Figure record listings
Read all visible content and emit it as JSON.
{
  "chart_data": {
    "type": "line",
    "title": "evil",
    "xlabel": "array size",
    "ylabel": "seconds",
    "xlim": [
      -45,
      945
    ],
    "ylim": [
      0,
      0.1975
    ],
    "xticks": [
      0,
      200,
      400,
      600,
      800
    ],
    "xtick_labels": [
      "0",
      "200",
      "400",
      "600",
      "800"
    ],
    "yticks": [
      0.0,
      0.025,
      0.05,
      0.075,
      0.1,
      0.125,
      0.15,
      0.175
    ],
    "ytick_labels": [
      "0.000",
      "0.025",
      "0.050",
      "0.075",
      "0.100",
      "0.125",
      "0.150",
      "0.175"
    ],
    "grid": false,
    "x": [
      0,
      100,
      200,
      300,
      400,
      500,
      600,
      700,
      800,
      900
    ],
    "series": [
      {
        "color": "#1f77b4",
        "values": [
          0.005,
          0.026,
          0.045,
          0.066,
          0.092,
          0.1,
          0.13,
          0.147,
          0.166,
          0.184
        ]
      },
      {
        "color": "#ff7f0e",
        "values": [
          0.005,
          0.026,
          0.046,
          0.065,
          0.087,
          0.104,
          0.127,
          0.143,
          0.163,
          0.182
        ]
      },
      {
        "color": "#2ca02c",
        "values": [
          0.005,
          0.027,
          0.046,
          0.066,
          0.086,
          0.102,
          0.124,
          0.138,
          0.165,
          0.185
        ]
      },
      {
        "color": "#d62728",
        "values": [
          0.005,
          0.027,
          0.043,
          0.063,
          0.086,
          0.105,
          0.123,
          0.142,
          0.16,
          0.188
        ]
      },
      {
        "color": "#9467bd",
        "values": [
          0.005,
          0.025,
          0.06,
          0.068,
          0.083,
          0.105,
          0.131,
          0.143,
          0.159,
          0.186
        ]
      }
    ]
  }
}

Given exercise: Every line above should be printed again exactly as it stands.

Task solution:
Read all visible content and emit it as JSON.
{
  "chart_data": {
    "type": "line",
    "title": "evil",
    "xlabel": "array size",
    "ylabel": "seconds",
    "xlim": [
      -45,
      945
    ],
    "ylim": [
      0,
      0.1975
    ],
    "xticks": [
      0,
      200,
      400,
      600,
      800
    ],
    "xtick_labels": [
      "0",
      "200",
      "400",
      "600",
      "800"
    ],
    "yticks": [
      0.0,
      0.025,
      0.05,
      0.075,
      0.1,
      0.125,
      0.15,
      0.175
    ],
    "ytick_labels": [
      "0.000",
      "0.025",
      "0.050",
      "0.075",
      "0.100",
      "0.125",
      "0.150",
      "0.175"
    ],
    "grid": false,
    "x": [
      0,
      100,
      200,
      300,
      400,
      500,
      600,
      700,
      800,
      900
    ],
    "series": [
      {
        "color": "#1f77b4",
        "values": [
          0.005,
          0.026,
          0.045,
          0.066,
          0.092,
          0.1,
          0.13,
          0.147,
          0.166,
          0.184
        ]
      },
      {
        "color": "#ff7f0e",
        "values": [
          0.005,
          0.026,
          0.046,
          0.065,
          0.087,
          0.104,
          0.127,
          0.143,
          0.163,
          0.182
        ]
      },
      {
        "color": "#2ca02c",
        "values": [
          0.005,
          0.027,
          0.046,
          0.066,
          0.086,
          0.102,
          0.124,
          0.138,
          0.165,
          0.185
        ]
      },
      {
        "color": "#d62728",
        "values": [
          0.005,
          0.027,
          0.043,
          0.063,
          0.086,
          0.105,
          0.123,
          0.142,
          0.16,
          0.188
        ]
      },
      {
        "color": "#9467bd",
        "values": [
          0.005,
          0.025,
          0.06,
          0.068,
          0.083,
          0.105,
          0.131,
          0.143,
          0.159,
          0.186
        ]
      }
    ]
  }
}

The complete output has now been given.